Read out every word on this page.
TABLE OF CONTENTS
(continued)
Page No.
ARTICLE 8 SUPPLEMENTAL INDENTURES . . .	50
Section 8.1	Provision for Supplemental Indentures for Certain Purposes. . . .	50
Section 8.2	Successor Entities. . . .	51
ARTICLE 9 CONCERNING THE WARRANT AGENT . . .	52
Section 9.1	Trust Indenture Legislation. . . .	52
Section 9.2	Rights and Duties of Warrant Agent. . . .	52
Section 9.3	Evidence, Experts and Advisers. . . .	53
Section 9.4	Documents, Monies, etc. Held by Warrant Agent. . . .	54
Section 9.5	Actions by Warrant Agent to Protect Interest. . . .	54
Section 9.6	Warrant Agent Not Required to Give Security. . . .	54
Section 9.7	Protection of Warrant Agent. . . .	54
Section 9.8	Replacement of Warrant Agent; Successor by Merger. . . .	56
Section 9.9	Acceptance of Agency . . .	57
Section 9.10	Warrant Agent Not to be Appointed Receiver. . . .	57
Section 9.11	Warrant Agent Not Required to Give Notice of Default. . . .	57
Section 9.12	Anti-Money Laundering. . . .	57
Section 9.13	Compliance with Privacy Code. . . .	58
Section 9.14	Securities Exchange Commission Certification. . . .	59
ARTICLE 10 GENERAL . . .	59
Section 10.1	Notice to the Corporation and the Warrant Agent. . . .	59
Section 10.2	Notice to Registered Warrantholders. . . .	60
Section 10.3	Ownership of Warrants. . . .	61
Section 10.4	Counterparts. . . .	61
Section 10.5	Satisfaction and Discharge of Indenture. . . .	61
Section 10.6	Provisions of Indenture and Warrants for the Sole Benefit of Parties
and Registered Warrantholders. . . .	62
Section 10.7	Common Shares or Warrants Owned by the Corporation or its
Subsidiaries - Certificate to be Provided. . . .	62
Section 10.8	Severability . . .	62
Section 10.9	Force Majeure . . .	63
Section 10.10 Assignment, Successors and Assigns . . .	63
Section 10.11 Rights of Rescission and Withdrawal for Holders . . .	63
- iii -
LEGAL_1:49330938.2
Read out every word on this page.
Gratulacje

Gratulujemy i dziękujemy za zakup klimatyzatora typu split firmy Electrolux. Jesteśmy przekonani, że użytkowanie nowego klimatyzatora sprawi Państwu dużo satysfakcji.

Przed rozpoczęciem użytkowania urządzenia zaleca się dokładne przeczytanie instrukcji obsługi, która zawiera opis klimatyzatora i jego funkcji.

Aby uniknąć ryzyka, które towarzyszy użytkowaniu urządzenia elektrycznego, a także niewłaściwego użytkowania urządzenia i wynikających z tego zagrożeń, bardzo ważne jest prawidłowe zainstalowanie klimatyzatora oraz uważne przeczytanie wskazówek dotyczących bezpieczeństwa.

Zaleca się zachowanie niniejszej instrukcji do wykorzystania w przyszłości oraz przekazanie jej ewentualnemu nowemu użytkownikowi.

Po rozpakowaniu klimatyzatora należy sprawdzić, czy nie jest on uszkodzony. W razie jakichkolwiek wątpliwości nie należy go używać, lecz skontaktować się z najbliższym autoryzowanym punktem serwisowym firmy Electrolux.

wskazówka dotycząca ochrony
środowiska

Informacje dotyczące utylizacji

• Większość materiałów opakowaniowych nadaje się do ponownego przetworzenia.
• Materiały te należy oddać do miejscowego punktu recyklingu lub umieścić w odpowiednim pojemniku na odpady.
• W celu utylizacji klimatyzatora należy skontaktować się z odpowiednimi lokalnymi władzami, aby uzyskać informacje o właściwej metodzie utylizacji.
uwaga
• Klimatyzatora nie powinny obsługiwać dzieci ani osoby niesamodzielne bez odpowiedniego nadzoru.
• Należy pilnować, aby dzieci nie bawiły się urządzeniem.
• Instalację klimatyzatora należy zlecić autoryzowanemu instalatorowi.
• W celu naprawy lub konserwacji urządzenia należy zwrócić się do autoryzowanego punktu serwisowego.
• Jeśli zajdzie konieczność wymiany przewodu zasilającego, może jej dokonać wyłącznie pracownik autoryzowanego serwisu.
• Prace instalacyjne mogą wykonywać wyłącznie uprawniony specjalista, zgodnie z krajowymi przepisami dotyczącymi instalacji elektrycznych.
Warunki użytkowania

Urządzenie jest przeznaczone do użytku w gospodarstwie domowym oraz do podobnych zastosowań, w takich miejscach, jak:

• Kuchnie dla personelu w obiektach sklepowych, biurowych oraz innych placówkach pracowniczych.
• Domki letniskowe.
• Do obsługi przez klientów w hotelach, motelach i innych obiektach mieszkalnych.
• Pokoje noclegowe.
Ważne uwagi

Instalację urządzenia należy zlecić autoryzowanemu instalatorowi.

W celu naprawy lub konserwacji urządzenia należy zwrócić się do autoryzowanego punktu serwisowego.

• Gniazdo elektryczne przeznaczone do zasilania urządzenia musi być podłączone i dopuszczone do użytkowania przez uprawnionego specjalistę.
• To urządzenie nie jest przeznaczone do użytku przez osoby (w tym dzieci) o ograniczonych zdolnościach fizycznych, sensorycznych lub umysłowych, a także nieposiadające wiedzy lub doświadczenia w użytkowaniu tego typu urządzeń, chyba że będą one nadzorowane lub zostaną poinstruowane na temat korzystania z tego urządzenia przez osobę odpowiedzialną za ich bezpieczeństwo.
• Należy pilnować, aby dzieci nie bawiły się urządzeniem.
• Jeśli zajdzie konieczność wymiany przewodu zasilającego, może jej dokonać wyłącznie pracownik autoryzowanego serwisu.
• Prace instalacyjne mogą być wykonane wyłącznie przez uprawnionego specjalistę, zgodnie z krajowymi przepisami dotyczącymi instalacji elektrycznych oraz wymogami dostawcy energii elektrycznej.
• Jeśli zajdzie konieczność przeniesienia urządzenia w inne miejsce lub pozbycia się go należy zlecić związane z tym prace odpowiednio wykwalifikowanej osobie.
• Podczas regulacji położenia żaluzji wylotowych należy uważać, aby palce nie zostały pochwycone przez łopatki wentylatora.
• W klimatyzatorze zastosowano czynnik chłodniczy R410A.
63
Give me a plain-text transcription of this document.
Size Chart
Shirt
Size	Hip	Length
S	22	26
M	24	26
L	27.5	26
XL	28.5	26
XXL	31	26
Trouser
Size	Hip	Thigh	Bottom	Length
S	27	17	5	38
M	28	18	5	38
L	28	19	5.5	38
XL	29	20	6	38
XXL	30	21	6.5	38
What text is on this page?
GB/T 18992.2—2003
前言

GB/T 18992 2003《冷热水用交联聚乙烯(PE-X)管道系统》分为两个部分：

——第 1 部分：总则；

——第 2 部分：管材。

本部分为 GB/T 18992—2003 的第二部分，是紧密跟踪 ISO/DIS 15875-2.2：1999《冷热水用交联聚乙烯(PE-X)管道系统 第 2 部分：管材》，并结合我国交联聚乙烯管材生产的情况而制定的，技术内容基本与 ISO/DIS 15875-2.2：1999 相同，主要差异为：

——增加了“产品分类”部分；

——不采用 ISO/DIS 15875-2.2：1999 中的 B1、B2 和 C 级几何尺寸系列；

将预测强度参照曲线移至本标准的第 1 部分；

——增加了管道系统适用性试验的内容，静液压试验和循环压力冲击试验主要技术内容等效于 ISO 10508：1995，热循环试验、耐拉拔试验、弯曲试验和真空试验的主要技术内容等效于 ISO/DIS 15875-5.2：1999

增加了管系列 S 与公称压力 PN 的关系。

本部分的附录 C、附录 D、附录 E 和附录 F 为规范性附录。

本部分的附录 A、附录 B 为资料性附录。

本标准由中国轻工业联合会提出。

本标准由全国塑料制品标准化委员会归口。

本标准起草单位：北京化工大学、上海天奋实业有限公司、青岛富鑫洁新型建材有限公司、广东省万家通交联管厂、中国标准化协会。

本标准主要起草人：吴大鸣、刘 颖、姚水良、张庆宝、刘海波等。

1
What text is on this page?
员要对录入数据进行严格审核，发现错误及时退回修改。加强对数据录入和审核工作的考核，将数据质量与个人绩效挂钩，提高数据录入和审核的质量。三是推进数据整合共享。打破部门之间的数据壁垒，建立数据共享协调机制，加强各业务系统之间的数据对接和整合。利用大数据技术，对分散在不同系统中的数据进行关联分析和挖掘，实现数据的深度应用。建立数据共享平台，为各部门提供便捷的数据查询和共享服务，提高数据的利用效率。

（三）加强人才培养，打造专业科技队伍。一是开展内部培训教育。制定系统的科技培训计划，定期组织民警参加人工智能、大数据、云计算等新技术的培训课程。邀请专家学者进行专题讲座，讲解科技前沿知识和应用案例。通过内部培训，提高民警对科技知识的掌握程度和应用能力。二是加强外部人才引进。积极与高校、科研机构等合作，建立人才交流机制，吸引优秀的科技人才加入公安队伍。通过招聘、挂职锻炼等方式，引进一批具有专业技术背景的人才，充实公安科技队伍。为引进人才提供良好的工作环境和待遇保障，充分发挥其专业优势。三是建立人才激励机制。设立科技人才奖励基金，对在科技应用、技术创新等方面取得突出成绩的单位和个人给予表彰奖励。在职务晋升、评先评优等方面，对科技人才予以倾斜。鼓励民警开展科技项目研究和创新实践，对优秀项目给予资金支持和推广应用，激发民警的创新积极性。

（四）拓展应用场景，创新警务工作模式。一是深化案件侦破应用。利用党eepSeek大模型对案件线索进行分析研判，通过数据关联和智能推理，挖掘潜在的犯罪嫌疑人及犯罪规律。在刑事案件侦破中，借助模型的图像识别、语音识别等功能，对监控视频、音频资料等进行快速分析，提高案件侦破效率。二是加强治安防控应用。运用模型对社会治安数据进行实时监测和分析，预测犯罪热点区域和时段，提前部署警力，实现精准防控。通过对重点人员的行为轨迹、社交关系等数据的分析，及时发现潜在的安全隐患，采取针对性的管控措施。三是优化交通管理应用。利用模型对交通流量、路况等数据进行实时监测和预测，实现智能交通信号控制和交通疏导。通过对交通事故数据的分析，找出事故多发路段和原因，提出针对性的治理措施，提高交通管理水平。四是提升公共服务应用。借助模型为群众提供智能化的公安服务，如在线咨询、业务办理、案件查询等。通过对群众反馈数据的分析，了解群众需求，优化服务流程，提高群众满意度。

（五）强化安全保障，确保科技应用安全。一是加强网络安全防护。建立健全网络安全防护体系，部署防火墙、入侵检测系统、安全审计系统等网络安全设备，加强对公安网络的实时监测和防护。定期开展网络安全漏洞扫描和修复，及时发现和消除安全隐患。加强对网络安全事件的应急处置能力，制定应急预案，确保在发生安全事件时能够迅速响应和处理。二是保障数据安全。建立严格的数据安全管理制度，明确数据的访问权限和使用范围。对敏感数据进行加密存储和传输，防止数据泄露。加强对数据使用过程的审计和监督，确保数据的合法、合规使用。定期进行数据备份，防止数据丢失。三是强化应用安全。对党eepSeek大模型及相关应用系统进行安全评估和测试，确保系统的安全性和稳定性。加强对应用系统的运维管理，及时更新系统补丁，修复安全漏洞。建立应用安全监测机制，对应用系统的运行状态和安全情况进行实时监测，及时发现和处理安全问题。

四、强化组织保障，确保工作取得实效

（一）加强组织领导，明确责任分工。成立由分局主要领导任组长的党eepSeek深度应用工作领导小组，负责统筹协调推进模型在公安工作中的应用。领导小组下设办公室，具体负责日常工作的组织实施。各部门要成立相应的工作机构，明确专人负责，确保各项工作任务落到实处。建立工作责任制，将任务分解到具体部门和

_ _ _ _ _ _ _

Pick out every line above that contains the word "zwrócić" and copy it.

■ **OUTPUT OF THE EXERCISE**:
• W celu naprawy lub konserwacji urządzenia należy zwrócić się do autoryzowanego punktu serwisowego.
W celu naprawy lub konserwacji urządzenia należy zwrócić się do autoryzowanego punktu serwisowego.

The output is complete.